***** Passage given *****

When all this is eliminated, what really remains? In place of the representative bodies created by general, popular elections, Lenin and Trotsky have laid down the soviets as the only true representation of political life in the land as a whole, life in the soviets must also become more and more crippled. Without general elections, without unrestricted freedom of press and assembly, without a free struggle of opinion, life dies out in every public institution, becomes a mere semblance of life, in which only the bureaucracy remains as the active element. Public life gradually falls asleep, a few dozen party leaders of inexhaustible energy and boundless experience direct and rule. Among them, in reality only a dozen outstanding heads do the leading and an elite of the working class is invited from time to time to meetings where they are to applaud the speeches of the leaders, and to approve proposed resolutions unanimously – at bottom, then, a clique affair – a dictatorship, to be sure, not the dictatorship of the proletariat but only the dictatorship of a handful of politicians, that is a dictatorship in the bourgeois sense, in the sense of the rule of the Jacobins (the postponement of the Soviet Congress from three-month periods to six-month periods!) Yes, we can go even further: such conditions must inevitably cause a brutalization of public life: attempted assassinations, shooting of hostages, etc. (Lenin’s speech on discipline and corruption.)”
Unfortunately Rosa Luxemburg here is correct, and her writings are prophetic in describing what I regard as the Stalinist tragedy of the 20th century. I believe that political reforms are crucial to your country’s survival. Currently the DPRK is the envy of the developing world in regards to positive liberty (healthcare, education, housing, the right to employment, etc.) But sadly the DPRK lacks almost entirely negative liberty (freedom of speech, protest, religion, assembly, information, internet, press, etc.) which is as fundamental to socialism as positive liberty. This inherent lack of real individual liberty is why many working people do not look onto your country favorably. This lack of liberty will inevitably lead to the total collapse of the DPRK without serious political reforms. This is the lesson of 1989. And the opposite is also true, if you implement too many reforms too quickly, in a reckless way, it will also inevitably lead to the collapse of the DPRK. Hence the motto, if you recklessly and in an unplanned way “give the people an inch, they will take a yard”. You want them to have the yard, but in a way that does not plunge them into extreme poverty.

*****

Directions: In the passage on Rosa Luxemburg and political reform, what postponement is given in parentheses as an example of rule in the sense of the Jacobins?

***** Record extracts *****

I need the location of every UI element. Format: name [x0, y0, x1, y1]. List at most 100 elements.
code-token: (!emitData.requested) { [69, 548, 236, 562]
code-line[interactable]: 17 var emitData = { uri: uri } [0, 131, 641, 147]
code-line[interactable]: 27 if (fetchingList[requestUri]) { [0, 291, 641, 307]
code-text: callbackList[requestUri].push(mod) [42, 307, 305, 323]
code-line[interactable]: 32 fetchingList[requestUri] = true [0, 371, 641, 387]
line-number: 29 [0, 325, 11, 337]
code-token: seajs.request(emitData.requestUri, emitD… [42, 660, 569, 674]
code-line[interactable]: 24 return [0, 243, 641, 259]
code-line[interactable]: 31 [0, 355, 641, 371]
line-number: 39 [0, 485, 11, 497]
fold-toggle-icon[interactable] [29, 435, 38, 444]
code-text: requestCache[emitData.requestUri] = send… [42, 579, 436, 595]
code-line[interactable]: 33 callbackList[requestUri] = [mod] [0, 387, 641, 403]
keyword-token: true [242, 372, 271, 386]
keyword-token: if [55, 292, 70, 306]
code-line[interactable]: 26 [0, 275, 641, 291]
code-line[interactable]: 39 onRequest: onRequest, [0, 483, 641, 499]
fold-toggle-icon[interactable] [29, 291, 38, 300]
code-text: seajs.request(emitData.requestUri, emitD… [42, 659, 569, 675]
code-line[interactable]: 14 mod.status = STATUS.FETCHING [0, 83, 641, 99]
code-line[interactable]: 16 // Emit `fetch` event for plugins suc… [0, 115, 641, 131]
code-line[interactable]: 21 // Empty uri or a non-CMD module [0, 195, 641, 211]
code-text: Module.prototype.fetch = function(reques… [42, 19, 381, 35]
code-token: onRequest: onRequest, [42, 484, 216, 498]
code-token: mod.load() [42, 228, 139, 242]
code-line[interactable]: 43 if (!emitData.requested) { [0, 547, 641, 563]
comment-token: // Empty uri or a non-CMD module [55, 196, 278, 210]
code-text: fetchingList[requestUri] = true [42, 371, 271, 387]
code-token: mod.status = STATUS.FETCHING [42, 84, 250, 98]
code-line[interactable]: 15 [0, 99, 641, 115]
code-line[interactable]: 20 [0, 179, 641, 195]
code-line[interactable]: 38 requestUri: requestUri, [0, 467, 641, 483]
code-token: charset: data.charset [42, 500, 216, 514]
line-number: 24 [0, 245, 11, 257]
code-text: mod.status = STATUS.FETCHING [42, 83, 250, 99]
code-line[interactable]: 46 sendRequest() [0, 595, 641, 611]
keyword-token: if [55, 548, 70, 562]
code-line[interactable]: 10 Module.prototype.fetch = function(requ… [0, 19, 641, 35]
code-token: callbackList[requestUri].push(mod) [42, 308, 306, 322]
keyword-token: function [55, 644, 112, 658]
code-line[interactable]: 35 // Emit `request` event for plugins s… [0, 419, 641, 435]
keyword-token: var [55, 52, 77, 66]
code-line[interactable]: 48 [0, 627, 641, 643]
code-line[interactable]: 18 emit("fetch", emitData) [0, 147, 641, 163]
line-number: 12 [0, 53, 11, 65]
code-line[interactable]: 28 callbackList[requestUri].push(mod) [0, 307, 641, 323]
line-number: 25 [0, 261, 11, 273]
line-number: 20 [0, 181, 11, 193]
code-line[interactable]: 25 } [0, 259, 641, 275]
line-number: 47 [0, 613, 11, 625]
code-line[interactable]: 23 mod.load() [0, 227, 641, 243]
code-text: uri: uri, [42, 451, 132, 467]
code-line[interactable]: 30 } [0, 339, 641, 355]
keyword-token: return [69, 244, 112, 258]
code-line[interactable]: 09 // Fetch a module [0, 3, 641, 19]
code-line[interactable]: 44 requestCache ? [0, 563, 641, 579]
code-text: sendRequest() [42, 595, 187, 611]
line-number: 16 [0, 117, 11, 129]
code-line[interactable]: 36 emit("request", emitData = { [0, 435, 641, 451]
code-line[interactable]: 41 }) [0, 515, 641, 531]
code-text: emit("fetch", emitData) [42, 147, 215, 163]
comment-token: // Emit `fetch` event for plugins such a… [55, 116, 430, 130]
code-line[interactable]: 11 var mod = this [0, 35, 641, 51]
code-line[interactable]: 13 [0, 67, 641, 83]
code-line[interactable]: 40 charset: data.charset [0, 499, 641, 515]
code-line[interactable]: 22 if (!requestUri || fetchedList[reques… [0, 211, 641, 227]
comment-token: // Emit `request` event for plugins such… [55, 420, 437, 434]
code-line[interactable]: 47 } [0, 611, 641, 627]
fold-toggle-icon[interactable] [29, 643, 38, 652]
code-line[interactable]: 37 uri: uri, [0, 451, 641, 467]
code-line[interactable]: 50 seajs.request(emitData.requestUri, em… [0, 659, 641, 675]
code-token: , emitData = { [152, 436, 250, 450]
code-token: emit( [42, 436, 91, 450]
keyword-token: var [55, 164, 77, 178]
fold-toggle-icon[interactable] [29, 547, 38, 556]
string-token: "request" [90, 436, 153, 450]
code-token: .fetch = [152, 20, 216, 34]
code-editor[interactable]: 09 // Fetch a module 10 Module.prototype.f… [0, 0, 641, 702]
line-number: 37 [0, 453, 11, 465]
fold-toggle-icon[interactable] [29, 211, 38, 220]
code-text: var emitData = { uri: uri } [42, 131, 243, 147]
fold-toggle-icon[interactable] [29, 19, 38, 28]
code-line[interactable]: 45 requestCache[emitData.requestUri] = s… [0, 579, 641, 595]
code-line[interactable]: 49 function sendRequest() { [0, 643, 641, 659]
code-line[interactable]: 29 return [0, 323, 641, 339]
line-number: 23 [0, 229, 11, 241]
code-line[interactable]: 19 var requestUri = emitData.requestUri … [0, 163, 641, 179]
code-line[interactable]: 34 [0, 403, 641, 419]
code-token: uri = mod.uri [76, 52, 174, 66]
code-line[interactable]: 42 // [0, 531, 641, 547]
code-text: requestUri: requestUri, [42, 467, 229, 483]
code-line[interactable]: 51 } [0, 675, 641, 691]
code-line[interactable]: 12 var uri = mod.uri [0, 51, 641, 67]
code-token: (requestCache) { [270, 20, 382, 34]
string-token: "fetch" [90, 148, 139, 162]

*****

Written response: The postponement of the Soviet Congress from three-month periods to six-month periods.